▶ _EXERCISE PROMPT_
Images do not belong in the copy. Retype all the entries below exactly.

(Entries with figure data)

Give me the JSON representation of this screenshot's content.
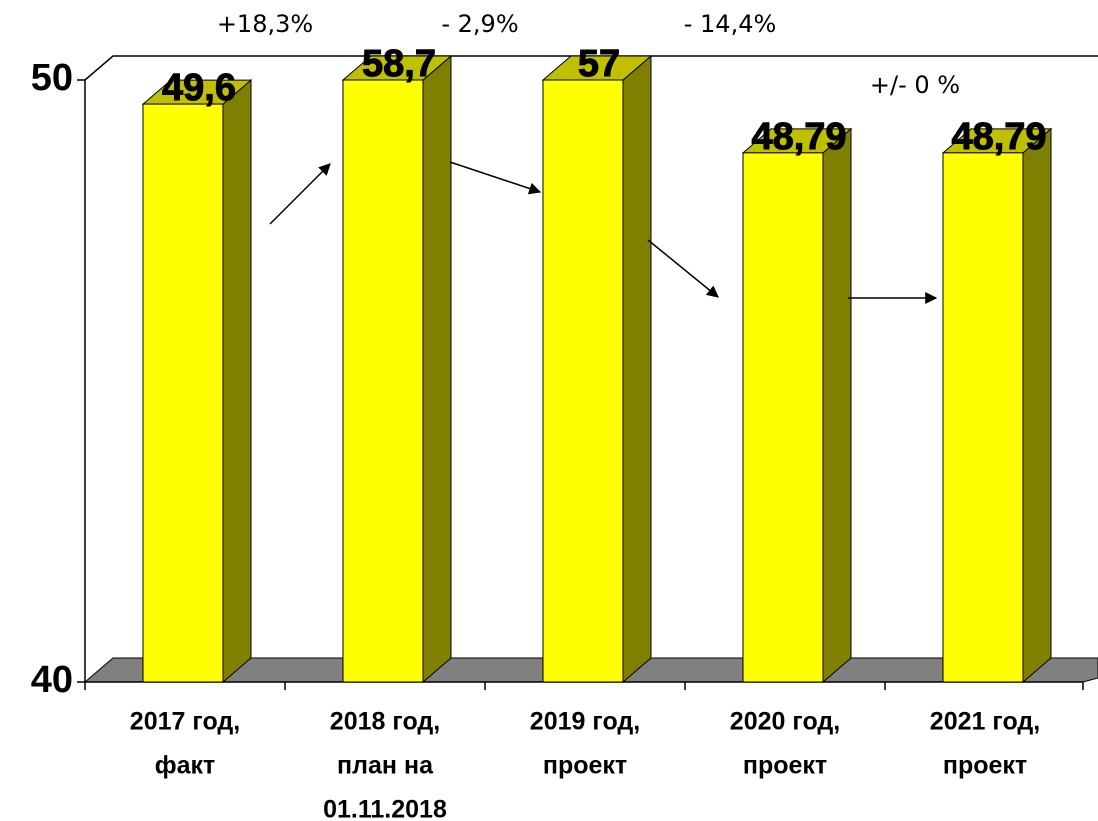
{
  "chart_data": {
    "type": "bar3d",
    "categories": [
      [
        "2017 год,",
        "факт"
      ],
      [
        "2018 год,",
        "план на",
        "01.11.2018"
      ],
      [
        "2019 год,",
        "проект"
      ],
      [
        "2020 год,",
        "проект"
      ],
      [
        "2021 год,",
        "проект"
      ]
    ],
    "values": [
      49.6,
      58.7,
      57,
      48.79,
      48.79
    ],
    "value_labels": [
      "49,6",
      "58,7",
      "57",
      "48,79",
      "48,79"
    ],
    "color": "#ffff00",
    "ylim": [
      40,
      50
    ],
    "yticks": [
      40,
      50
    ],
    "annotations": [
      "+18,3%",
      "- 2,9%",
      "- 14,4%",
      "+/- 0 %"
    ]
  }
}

▶ _REPLY_
Give me the JSON representation of this screenshot's content.
{
  "chart_data": {
    "type": "bar3d",
    "categories": [
      [
        "2017 год,",
        "факт"
      ],
      [
        "2018 год,",
        "план на",
        "01.11.2018"
      ],
      [
        "2019 год,",
        "проект"
      ],
      [
        "2020 год,",
        "проект"
      ],
      [
        "2021 год,",
        "проект"
      ]
    ],
    "values": [
      49.6,
      58.7,
      57,
      48.79,
      48.79
    ],
    "value_labels": [
      "49,6",
      "58,7",
      "57",
      "48,79",
      "48,79"
    ],
    "color": "#ffff00",
    "ylim": [
      40,
      50
    ],
    "yticks": [
      40,
      50
    ],
    "annotations": [
      "+18,3%",
      "- 2,9%",
      "- 14,4%",
      "+/- 0 %"
    ]
  }
}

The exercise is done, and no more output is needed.